_Required work_
Find how many lines contain "sidebar" and state only that number.

_Items_
....................
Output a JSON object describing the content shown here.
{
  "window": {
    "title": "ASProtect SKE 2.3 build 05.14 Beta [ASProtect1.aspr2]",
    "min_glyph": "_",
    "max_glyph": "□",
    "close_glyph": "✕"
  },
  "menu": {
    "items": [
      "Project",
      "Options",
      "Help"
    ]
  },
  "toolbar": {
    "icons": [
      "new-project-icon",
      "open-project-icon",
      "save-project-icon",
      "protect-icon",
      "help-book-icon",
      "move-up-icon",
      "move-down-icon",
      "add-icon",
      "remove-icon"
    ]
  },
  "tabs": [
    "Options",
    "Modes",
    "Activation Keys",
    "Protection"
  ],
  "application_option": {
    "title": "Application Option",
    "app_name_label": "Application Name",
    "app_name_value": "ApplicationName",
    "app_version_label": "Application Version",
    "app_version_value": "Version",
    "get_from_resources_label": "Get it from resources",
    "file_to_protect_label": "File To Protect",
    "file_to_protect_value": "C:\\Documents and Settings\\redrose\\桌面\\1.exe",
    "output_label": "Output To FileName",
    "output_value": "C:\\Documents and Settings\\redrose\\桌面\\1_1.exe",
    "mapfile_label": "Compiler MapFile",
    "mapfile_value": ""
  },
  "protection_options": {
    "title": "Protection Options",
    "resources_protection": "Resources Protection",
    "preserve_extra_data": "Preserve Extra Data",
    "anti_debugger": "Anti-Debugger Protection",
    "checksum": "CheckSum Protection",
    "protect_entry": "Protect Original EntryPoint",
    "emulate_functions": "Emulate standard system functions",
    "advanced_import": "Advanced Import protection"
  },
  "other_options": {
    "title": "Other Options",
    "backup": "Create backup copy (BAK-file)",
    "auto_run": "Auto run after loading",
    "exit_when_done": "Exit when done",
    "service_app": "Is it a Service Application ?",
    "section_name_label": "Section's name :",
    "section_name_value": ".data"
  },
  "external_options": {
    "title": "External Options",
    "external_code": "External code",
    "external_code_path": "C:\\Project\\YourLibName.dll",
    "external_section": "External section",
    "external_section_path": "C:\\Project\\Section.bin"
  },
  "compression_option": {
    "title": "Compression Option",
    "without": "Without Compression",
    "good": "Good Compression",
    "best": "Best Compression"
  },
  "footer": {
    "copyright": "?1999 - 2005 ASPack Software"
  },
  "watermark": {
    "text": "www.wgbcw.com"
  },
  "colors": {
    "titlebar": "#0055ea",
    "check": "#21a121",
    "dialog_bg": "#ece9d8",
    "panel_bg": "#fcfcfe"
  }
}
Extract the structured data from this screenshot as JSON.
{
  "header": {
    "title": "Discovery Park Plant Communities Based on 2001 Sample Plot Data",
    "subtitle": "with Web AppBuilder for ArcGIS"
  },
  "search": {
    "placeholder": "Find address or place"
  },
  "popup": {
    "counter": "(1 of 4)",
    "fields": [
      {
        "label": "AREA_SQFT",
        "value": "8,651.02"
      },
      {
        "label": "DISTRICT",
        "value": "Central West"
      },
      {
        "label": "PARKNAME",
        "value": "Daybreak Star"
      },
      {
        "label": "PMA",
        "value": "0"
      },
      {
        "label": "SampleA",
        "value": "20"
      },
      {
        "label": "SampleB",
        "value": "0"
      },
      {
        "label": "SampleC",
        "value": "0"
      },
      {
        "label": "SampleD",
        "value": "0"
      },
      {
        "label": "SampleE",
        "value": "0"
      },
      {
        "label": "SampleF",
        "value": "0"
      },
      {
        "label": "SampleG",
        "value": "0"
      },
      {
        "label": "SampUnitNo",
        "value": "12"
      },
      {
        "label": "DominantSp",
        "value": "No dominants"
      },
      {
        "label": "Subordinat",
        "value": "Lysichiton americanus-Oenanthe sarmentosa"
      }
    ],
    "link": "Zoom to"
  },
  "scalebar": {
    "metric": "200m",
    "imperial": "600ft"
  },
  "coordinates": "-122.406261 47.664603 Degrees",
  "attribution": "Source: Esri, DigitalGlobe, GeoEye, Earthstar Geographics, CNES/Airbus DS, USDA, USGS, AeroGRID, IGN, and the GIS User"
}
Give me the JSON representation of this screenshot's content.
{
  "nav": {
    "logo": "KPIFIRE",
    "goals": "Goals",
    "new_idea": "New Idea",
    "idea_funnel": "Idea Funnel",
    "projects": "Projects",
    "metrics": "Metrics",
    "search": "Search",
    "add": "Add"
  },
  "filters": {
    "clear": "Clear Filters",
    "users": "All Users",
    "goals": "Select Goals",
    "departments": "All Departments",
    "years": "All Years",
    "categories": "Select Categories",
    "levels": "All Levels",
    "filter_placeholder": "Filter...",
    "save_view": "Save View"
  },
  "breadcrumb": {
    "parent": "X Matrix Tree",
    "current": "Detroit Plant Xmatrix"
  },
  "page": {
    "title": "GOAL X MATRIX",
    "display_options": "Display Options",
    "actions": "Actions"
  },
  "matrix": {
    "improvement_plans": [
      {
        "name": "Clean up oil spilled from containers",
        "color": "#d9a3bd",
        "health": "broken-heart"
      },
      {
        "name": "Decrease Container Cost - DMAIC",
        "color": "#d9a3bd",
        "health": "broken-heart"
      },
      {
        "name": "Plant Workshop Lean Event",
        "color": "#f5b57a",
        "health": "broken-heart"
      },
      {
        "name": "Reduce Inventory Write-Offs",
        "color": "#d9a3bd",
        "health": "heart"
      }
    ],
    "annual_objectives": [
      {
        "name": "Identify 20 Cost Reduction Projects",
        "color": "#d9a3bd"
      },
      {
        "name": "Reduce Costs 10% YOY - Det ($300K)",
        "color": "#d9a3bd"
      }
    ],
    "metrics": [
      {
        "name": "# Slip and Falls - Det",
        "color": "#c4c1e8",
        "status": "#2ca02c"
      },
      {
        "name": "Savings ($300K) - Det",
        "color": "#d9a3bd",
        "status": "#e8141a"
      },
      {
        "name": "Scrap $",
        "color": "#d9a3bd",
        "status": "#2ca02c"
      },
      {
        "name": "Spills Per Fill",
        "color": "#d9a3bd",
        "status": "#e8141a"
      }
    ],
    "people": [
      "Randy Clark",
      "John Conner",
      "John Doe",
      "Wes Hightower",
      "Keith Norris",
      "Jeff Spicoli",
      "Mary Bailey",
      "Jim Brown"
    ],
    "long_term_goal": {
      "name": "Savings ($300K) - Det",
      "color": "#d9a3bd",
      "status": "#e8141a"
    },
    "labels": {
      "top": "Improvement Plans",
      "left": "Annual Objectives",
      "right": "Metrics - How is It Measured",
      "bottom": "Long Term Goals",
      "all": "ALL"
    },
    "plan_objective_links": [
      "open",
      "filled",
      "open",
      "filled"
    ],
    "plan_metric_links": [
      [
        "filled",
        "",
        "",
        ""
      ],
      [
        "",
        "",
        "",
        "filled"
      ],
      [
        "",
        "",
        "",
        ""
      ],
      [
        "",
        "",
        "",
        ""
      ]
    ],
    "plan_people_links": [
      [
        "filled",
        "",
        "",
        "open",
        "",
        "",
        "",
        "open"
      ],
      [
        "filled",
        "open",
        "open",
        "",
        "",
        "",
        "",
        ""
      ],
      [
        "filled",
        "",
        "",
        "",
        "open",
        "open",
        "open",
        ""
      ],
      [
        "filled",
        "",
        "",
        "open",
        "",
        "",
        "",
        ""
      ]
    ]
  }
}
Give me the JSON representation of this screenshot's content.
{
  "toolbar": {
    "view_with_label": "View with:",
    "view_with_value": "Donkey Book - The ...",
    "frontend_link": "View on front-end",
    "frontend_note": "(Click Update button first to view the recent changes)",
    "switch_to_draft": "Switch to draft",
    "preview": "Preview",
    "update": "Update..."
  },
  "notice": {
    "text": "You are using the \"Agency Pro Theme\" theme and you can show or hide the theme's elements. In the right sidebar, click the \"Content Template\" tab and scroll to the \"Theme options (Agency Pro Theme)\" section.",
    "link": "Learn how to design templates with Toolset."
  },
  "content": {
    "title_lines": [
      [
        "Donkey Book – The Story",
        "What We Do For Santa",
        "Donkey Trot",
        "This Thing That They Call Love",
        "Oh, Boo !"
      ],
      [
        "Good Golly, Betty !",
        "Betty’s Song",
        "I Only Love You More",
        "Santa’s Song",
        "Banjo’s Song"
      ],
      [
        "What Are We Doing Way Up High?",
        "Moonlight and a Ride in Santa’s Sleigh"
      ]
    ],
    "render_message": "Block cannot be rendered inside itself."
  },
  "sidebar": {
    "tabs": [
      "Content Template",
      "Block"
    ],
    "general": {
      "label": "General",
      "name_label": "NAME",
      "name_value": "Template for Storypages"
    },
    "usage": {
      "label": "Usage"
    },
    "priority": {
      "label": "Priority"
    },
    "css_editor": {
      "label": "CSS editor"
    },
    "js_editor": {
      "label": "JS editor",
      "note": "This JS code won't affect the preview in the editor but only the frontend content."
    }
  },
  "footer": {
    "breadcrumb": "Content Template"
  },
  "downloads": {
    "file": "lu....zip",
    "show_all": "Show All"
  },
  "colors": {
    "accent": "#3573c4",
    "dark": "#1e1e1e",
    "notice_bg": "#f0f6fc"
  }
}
....................
_Output of the task_
2